- WORK REQUIRED -
Output the data below in full, byte for byte. Nothing may differ.

** start of DATASET RECORDS **

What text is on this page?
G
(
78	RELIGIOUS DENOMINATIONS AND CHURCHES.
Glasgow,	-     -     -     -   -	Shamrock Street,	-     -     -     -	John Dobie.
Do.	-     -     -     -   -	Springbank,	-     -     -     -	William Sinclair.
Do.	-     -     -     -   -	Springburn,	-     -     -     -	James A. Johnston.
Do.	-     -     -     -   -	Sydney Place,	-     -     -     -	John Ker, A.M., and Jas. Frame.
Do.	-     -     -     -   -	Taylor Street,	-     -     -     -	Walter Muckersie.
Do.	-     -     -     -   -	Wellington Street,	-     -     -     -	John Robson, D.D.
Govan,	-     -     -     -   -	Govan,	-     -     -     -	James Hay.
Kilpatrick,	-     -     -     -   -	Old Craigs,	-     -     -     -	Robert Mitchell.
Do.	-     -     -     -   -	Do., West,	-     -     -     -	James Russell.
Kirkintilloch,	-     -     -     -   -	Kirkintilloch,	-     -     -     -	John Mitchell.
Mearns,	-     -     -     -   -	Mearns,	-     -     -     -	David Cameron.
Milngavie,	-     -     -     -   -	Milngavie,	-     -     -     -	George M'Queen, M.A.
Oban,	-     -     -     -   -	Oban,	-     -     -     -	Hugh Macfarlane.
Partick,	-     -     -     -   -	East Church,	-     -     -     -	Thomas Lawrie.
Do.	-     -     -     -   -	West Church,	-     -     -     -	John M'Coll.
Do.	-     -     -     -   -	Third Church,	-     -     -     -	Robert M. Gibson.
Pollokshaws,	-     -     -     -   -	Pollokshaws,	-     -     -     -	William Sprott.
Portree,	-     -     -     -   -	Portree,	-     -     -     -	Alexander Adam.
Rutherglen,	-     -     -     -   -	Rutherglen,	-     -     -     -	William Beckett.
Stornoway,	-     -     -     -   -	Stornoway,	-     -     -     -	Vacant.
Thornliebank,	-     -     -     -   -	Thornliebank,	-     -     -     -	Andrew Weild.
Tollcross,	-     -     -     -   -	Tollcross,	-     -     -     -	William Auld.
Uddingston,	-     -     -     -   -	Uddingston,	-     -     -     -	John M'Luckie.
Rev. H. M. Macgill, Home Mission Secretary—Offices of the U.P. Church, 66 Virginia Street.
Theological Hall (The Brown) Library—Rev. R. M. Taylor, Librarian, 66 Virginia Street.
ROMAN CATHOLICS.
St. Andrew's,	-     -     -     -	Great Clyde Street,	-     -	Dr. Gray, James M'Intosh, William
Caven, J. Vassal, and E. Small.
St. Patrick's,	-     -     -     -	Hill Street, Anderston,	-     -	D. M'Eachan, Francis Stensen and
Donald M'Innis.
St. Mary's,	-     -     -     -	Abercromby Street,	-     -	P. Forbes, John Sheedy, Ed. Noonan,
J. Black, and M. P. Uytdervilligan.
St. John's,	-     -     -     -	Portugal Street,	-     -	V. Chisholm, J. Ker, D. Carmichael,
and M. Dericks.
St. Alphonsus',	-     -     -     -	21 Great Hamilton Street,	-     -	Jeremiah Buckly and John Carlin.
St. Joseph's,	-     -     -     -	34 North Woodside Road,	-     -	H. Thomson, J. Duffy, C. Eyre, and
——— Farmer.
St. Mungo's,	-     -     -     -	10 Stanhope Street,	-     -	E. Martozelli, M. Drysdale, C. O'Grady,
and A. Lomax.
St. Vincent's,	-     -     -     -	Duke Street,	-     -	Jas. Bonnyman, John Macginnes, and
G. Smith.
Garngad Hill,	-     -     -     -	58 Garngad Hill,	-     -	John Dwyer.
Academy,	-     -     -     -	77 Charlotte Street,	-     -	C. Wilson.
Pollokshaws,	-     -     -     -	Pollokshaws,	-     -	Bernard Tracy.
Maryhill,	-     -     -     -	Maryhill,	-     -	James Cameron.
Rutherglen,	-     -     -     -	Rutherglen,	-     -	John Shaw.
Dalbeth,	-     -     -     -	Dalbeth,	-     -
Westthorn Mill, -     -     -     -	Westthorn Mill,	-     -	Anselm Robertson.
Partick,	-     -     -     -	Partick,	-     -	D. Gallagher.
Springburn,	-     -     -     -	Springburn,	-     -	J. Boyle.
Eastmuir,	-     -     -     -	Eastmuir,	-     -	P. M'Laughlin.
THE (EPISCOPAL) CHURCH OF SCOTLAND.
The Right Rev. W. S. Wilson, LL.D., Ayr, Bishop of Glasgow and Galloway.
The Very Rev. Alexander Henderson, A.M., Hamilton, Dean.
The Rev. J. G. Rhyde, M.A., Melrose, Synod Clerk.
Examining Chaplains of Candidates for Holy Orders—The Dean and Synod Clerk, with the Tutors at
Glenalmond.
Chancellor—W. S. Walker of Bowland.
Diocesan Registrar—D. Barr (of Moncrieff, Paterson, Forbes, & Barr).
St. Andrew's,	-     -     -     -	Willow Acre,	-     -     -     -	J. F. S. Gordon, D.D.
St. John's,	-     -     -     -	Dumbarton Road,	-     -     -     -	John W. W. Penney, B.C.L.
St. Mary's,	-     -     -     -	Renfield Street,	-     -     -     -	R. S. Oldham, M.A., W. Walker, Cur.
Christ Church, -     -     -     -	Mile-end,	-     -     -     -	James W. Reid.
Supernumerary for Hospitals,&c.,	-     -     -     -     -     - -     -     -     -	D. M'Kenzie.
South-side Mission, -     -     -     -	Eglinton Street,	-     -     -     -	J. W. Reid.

** end of DATASET RECORDS **

- ANSWER BELOW -
What text is on this page?
G
(
78	RELIGIOUS DENOMINATIONS AND CHURCHES.
Glasgow,	-     -     -     -   -	Shamrock Street,	-     -     -     -	John Dobie.
Do.	-     -     -     -   -	Springbank,	-     -     -     -	William Sinclair.
Do.	-     -     -     -   -	Springburn,	-     -     -     -	James A. Johnston.
Do.	-     -     -     -   -	Sydney Place,	-     -     -     -	John Ker, A.M., and Jas. Frame.
Do.	-     -     -     -   -	Taylor Street,	-     -     -     -	Walter Muckersie.
Do.	-     -     -     -   -	Wellington Street,	-     -     -     -	John Robson, D.D.
Govan,	-     -     -     -   -	Govan,	-     -     -     -	James Hay.
Kilpatrick,	-     -     -     -   -	Old Craigs,	-     -     -     -	Robert Mitchell.
Do.	-     -     -     -   -	Do., West,	-     -     -     -	James Russell.
Kirkintilloch,	-     -     -     -   -	Kirkintilloch,	-     -     -     -	John Mitchell.
Mearns,	-     -     -     -   -	Mearns,	-     -     -     -	David Cameron.
Milngavie,	-     -     -     -   -	Milngavie,	-     -     -     -	George M'Queen, M.A.
Oban,	-     -     -     -   -	Oban,	-     -     -     -	Hugh Macfarlane.
Partick,	-     -     -     -   -	East Church,	-     -     -     -	Thomas Lawrie.
Do.	-     -     -     -   -	West Church,	-     -     -     -	John M'Coll.
Do.	-     -     -     -   -	Third Church,	-     -     -     -	Robert M. Gibson.
Pollokshaws,	-     -     -     -   -	Pollokshaws,	-     -     -     -	William Sprott.
Portree,	-     -     -     -   -	Portree,	-     -     -     -	Alexander Adam.
Rutherglen,	-     -     -     -   -	Rutherglen,	-     -     -     -	William Beckett.
Stornoway,	-     -     -     -   -	Stornoway,	-     -     -     -	Vacant.
Thornliebank,	-     -     -     -   -	Thornliebank,	-     -     -     -	Andrew Weild.
Tollcross,	-     -     -     -   -	Tollcross,	-     -     -     -	William Auld.
Uddingston,	-     -     -     -   -	Uddingston,	-     -     -     -	John M'Luckie.
Rev. H. M. Macgill, Home Mission Secretary—Offices of the U.P. Church, 66 Virginia Street.
Theological Hall (The Brown) Library—Rev. R. M. Taylor, Librarian, 66 Virginia Street.
ROMAN CATHOLICS.
St. Andrew's,	-     -     -     -	Great Clyde Street,	-     -	Dr. Gray, James M'Intosh, William
Caven, J. Vassal, and E. Small.
St. Patrick's,	-     -     -     -	Hill Street, Anderston,	-     -	D. M'Eachan, Francis Stensen and
Donald M'Innis.
St. Mary's,	-     -     -     -	Abercromby Street,	-     -	P. Forbes, John Sheedy, Ed. Noonan,
J. Black, and M. P. Uytdervilligan.
St. John's,	-     -     -     -	Portugal Street,	-     -	V. Chisholm, J. Ker, D. Carmichael,
and M. Dericks.
St. Alphonsus',	-     -     -     -	21 Great Hamilton Street,	-     -	Jeremiah Buckly and John Carlin.
St. Joseph's,	-     -     -     -	34 North Woodside Road,	-     -	H. Thomson, J. Duffy, C. Eyre, and
——— Farmer.
St. Mungo's,	-     -     -     -	10 Stanhope Street,	-     -	E. Martozelli, M. Drysdale, C. O'Grady,
and A. Lomax.
St. Vincent's,	-     -     -     -	Duke Street,	-     -	Jas. Bonnyman, John Macginnes, and
G. Smith.
Garngad Hill,	-     -     -     -	58 Garngad Hill,	-     -	John Dwyer.
Academy,	-     -     -     -	77 Charlotte Street,	-     -	C. Wilson.
Pollokshaws,	-     -     -     -	Pollokshaws,	-     -	Bernard Tracy.
Maryhill,	-     -     -     -	Maryhill,	-     -	James Cameron.
Rutherglen,	-     -     -     -	Rutherglen,	-     -	John Shaw.
Dalbeth,	-     -     -     -	Dalbeth,	-     -
Westthorn Mill, -     -     -     -	Westthorn Mill,	-     -	Anselm Robertson.
Partick,	-     -     -     -	Partick,	-     -	D. Gallagher.
Springburn,	-     -     -     -	Springburn,	-     -	J. Boyle.
Eastmuir,	-     -     -     -	Eastmuir,	-     -	P. M'Laughlin.
THE (EPISCOPAL) CHURCH OF SCOTLAND.
The Right Rev. W. S. Wilson, LL.D., Ayr, Bishop of Glasgow and Galloway.
The Very Rev. Alexander Henderson, A.M., Hamilton, Dean.
The Rev. J. G. Rhyde, M.A., Melrose, Synod Clerk.
Examining Chaplains of Candidates for Holy Orders—The Dean and Synod Clerk, with the Tutors at
Glenalmond.
Chancellor—W. S. Walker of Bowland.
Diocesan Registrar—D. Barr (of Moncrieff, Paterson, Forbes, & Barr).
St. Andrew's,	-     -     -     -	Willow Acre,	-     -     -     -	J. F. S. Gordon, D.D.
St. John's,	-     -     -     -	Dumbarton Road,	-     -     -     -	John W. W. Penney, B.C.L.
St. Mary's,	-     -     -     -	Renfield Street,	-     -     -     -	R. S. Oldham, M.A., W. Walker, Cur.
Christ Church, -     -     -     -	Mile-end,	-     -     -     -	James W. Reid.
Supernumerary for Hospitals,&c.,	-     -     -     -     -     - -     -     -     -	D. M'Kenzie.
South-side Mission, -     -     -     -	Eglinton Street,	-     -     -     -	J. W. Reid.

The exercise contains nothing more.